Exercise prompt: Produce an exact copy of the lines from the line containing "Parse this screenshot: output" through the last line of the entries below, and only those lines.

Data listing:
------

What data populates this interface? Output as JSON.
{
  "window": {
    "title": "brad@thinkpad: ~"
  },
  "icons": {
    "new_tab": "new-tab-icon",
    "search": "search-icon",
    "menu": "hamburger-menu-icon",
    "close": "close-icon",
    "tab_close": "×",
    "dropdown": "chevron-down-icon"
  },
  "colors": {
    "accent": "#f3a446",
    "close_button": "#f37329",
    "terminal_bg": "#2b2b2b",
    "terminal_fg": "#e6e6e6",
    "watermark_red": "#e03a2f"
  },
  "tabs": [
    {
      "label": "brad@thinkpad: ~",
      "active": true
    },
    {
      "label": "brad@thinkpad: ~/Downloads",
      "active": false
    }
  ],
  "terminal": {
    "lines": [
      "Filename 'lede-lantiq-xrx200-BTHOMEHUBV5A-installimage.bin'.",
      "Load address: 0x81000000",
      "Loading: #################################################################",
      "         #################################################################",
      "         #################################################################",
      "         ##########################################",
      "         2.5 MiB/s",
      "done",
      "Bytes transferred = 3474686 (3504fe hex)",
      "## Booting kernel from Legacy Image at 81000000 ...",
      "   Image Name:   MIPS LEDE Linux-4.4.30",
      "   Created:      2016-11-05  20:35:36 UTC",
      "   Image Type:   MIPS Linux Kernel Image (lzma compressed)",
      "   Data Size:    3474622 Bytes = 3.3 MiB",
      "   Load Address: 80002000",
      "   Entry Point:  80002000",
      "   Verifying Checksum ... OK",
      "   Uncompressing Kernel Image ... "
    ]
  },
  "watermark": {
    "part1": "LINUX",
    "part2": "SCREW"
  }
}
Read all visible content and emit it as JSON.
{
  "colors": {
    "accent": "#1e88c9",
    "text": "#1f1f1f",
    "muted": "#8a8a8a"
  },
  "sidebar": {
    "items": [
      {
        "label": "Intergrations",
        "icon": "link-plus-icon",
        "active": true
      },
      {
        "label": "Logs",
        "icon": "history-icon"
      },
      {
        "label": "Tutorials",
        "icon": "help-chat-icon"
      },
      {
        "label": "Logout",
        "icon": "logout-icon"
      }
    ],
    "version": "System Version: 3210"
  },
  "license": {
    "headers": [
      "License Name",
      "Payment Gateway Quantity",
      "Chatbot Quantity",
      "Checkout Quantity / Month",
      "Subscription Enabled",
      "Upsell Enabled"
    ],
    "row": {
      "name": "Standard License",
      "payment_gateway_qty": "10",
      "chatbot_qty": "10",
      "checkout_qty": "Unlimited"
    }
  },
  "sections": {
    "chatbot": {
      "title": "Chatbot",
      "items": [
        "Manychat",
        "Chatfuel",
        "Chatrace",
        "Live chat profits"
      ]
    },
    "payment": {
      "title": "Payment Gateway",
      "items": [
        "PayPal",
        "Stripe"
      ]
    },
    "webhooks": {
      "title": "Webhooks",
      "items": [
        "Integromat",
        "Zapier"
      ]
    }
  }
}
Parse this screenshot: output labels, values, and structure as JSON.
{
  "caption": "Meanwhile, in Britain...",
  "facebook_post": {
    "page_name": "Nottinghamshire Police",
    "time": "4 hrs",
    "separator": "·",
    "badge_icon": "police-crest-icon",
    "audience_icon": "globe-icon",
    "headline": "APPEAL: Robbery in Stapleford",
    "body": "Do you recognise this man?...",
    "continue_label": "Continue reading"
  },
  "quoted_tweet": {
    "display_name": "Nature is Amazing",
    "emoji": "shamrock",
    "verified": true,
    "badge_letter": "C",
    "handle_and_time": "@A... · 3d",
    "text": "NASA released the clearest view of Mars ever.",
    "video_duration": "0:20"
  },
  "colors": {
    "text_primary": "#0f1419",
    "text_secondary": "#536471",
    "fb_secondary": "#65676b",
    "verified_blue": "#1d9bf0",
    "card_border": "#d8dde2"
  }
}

------

Solution for this task:
Parse this screenshot: output labels, values, and structure as JSON.
{
  "caption": "Meanwhile, in Britain...",
  "facebook_post": {
    "page_name": "Nottinghamshire Police",
    "time": "4 hrs",
    "separator": "·",
    "badge_icon": "police-crest-icon",
    "audience_icon": "globe-icon",
    "headline": "APPEAL: Robbery in Stapleford",
    "body": "Do you recognise this man?...",
    "continue_label": "Continue reading"
  },
  "quoted_tweet": {
    "display_name": "Nature is Amazing",
    "emoji": "shamrock",
    "verified": true,
    "badge_letter": "C",
    "handle_and_time": "@A... · 3d",
    "text": "NASA released the clearest view of Mars ever.",
    "video_duration": "0:20"
  },
  "colors": {
    "text_primary": "#0f1419",
    "text_secondary": "#536471",
    "fb_secondary": "#65676b",
    "verified_blue": "#1d9bf0",
    "card_border": "#d8dde2"
  }
}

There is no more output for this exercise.